● EXERCISE: Every entry must be repeated exactly. Exclude all pictures.

● SUPPLIED DATA:

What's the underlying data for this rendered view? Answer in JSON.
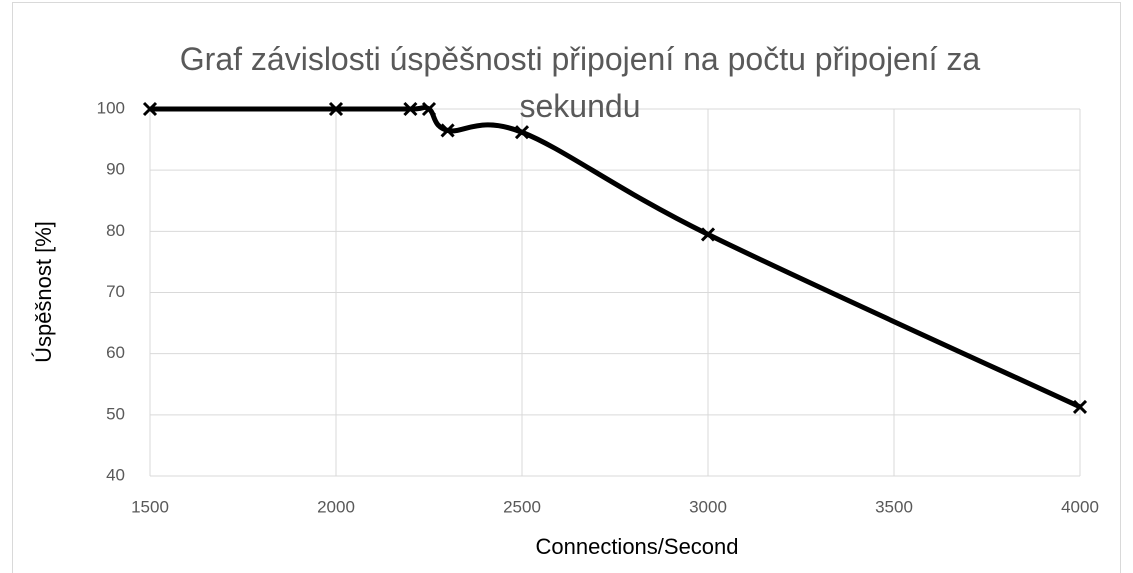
{
  "chart_data": {
    "type": "line",
    "title": "Graf závislosti úspěšnosti připojení na počtu připojení za sekundu",
    "x_label": "Connections/Second",
    "y_label": "Úspěšnost [%]",
    "x": [
      1500,
      2000,
      2200,
      2250,
      2300,
      2500,
      3000,
      4000
    ],
    "series": [
      {
        "name": "Úspěšnost",
        "color": "#000000",
        "values": [
          100,
          100,
          100,
          100,
          96.5,
          96.2,
          79.5,
          51.3
        ]
      }
    ],
    "xlim": [
      1500,
      4000
    ],
    "xticks": [
      1500,
      2000,
      2500,
      3000,
      3500,
      4000
    ],
    "ylim": [
      40,
      100
    ],
    "yticks": [
      40,
      50,
      60,
      70,
      80,
      90,
      100
    ],
    "grid": true,
    "smooth": true,
    "marker": "x"
  }
}
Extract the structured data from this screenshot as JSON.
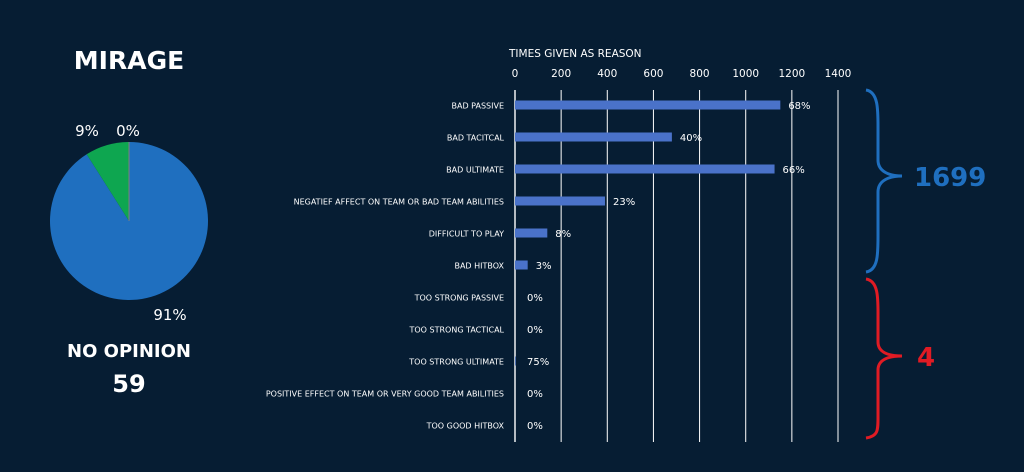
{
  "colors": {
    "background": "#061d33",
    "text": "#ffffff",
    "pie_blue": "#1f6fbf",
    "pie_green": "#0ea650",
    "bar": "#4a72c9",
    "axis": "#ffffff",
    "brace_blue": "#1f6fbf",
    "brace_red": "#e01b24"
  },
  "chart_data": [
    {
      "type": "pie",
      "title": "MIRAGE",
      "slices": [
        {
          "value": 91,
          "label": "91%",
          "color": "#1f6fbf"
        },
        {
          "value": 9,
          "label": "9%",
          "color": "#0ea650"
        },
        {
          "value": 0,
          "label": "0%",
          "color": "#7f7f7f"
        }
      ]
    },
    {
      "type": "bar",
      "orientation": "horizontal",
      "xlabel": "TIMES GIVEN AS REASON",
      "xlim": [
        0,
        1400
      ],
      "xticks": [
        0,
        200,
        400,
        600,
        800,
        1000,
        1200,
        1400
      ],
      "grid": true,
      "categories": [
        "BAD PASSIVE",
        "BAD TACITCAL",
        "BAD ULTIMATE",
        "NEGATIEF AFFECT ON TEAM OR BAD TEAM ABILITIES",
        "DIFFICULT TO PLAY",
        "BAD HITBOX",
        "TOO STRONG PASSIVE",
        "TOO STRONG TACTICAL",
        "TOO STRONG ULTIMATE",
        "POSITIVE EFFECT ON TEAM OR VERY GOOD TEAM ABILITIES",
        "TOO GOOD HITBOX"
      ],
      "values": [
        1150,
        680,
        1125,
        390,
        140,
        55,
        0,
        0,
        3,
        0,
        0
      ],
      "data_labels": [
        "68%",
        "40%",
        "66%",
        "23%",
        "8%",
        "3%",
        "0%",
        "0%",
        "75%",
        "0%",
        "0%"
      ]
    }
  ],
  "no_opinion": {
    "label": "NO OPINION",
    "value": "59"
  },
  "groups": [
    {
      "total": "1699",
      "color": "#1f6fbf"
    },
    {
      "total": "4",
      "color": "#e01b24"
    }
  ]
}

● TASK RESULT:
What's the underlying data for this rendered view? Answer in JSON.
{
  "chart_data": {
    "type": "line",
    "title": "Graf závislosti úspěšnosti připojení na počtu připojení za sekundu",
    "x_label": "Connections/Second",
    "y_label": "Úspěšnost [%]",
    "x": [
      1500,
      2000,
      2200,
      2250,
      2300,
      2500,
      3000,
      4000
    ],
    "series": [
      {
        "name": "Úspěšnost",
        "color": "#000000",
        "values": [
          100,
          100,
          100,
          100,
          96.5,
          96.2,
          79.5,
          51.3
        ]
      }
    ],
    "xlim": [
      1500,
      4000
    ],
    "xticks": [
      1500,
      2000,
      2500,
      3000,
      3500,
      4000
    ],
    "ylim": [
      40,
      100
    ],
    "yticks": [
      40,
      50,
      60,
      70,
      80,
      90,
      100
    ],
    "grid": true,
    "smooth": true,
    "marker": "x"
  }
}
Extract the structured data from this screenshot as JSON.
{
  "colors": {
    "background": "#061d33",
    "text": "#ffffff",
    "pie_blue": "#1f6fbf",
    "pie_green": "#0ea650",
    "bar": "#4a72c9",
    "axis": "#ffffff",
    "brace_blue": "#1f6fbf",
    "brace_red": "#e01b24"
  },
  "chart_data": [
    {
      "type": "pie",
      "title": "MIRAGE",
      "slices": [
        {
          "value": 91,
          "label": "91%",
          "color": "#1f6fbf"
        },
        {
          "value": 9,
          "label": "9%",
          "color": "#0ea650"
        },
        {
          "value": 0,
          "label": "0%",
          "color": "#7f7f7f"
        }
      ]
    },
    {
      "type": "bar",
      "orientation": "horizontal",
      "xlabel": "TIMES GIVEN AS REASON",
      "xlim": [
        0,
        1400
      ],
      "xticks": [
        0,
        200,
        400,
        600,
        800,
        1000,
        1200,
        1400
      ],
      "grid": true,
      "categories": [
        "BAD PASSIVE",
        "BAD TACITCAL",
        "BAD ULTIMATE",
        "NEGATIEF AFFECT ON TEAM OR BAD TEAM ABILITIES",
        "DIFFICULT TO PLAY",
        "BAD HITBOX",
        "TOO STRONG PASSIVE",
        "TOO STRONG TACTICAL",
        "TOO STRONG ULTIMATE",
        "POSITIVE EFFECT ON TEAM OR VERY GOOD TEAM ABILITIES",
        "TOO GOOD HITBOX"
      ],
      "values": [
        1150,
        680,
        1125,
        390,
        140,
        55,
        0,
        0,
        3,
        0,
        0
      ],
      "data_labels": [
        "68%",
        "40%",
        "66%",
        "23%",
        "8%",
        "3%",
        "0%",
        "0%",
        "75%",
        "0%",
        "0%"
      ]
    }
  ],
  "no_opinion": {
    "label": "NO OPINION",
    "value": "59"
  },
  "groups": [
    {
      "total": "1699",
      "color": "#1f6fbf"
    },
    {
      "total": "4",
      "color": "#e01b24"
    }
  ]
}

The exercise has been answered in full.